What you are asked to do
Quote every line of the material beneath this one.

:: Data section

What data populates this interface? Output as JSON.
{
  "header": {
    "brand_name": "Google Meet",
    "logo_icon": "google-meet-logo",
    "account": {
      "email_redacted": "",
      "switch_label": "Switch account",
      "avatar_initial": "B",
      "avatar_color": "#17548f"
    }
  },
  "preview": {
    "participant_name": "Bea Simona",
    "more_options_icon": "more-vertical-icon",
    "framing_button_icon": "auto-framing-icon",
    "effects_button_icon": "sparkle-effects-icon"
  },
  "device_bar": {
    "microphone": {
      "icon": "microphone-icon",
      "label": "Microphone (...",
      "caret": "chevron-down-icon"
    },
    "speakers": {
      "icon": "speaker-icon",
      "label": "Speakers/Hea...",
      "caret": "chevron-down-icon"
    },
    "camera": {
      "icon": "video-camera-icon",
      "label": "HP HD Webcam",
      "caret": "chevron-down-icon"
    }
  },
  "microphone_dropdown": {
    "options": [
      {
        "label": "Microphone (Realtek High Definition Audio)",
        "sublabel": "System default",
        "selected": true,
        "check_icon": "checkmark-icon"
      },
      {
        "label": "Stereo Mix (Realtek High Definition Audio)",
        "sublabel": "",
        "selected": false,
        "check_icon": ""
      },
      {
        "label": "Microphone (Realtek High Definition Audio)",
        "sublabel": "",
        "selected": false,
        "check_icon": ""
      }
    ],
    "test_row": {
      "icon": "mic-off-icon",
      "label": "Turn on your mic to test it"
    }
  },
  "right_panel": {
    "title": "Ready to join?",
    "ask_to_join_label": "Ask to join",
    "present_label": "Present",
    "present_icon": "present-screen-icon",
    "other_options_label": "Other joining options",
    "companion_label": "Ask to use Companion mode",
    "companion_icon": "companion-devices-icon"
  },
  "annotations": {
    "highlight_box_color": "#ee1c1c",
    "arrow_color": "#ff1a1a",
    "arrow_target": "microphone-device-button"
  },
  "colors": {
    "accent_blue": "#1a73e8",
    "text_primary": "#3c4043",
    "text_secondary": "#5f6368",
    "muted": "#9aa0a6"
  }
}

::::

Written solution
What data populates this interface? Output as JSON.
{
  "header": {
    "brand_name": "Google Meet",
    "logo_icon": "google-meet-logo",
    "account": {
      "email_redacted": "",
      "switch_label": "Switch account",
      "avatar_initial": "B",
      "avatar_color": "#17548f"
    }
  },
  "preview": {
    "participant_name": "Bea Simona",
    "more_options_icon": "more-vertical-icon",
    "framing_button_icon": "auto-framing-icon",
    "effects_button_icon": "sparkle-effects-icon"
  },
  "device_bar": {
    "microphone": {
      "icon": "microphone-icon",
      "label": "Microphone (...",
      "caret": "chevron-down-icon"
    },
    "speakers": {
      "icon": "speaker-icon",
      "label": "Speakers/Hea...",
      "caret": "chevron-down-icon"
    },
    "camera": {
      "icon": "video-camera-icon",
      "label": "HP HD Webcam",
      "caret": "chevron-down-icon"
    }
  },
  "microphone_dropdown": {
    "options": [
      {
        "label": "Microphone (Realtek High Definition Audio)",
        "sublabel": "System default",
        "selected": true,
        "check_icon": "checkmark-icon"
      },
      {
        "label": "Stereo Mix (Realtek High Definition Audio)",
        "sublabel": "",
        "selected": false,
        "check_icon": ""
      },
      {
        "label": "Microphone (Realtek High Definition Audio)",
        "sublabel": "",
        "selected": false,
        "check_icon": ""
      }
    ],
    "test_row": {
      "icon": "mic-off-icon",
      "label": "Turn on your mic to test it"
    }
  },
  "right_panel": {
    "title": "Ready to join?",
    "ask_to_join_label": "Ask to join",
    "present_label": "Present",
    "present_icon": "present-screen-icon",
    "other_options_label": "Other joining options",
    "companion_label": "Ask to use Companion mode",
    "companion_icon": "companion-devices-icon"
  },
  "annotations": {
    "highlight_box_color": "#ee1c1c",
    "arrow_color": "#ff1a1a",
    "arrow_target": "microphone-device-button"
  },
  "colors": {
    "accent_blue": "#1a73e8",
    "text_primary": "#3c4043",
    "text_secondary": "#5f6368",
    "muted": "#9aa0a6"
  }
}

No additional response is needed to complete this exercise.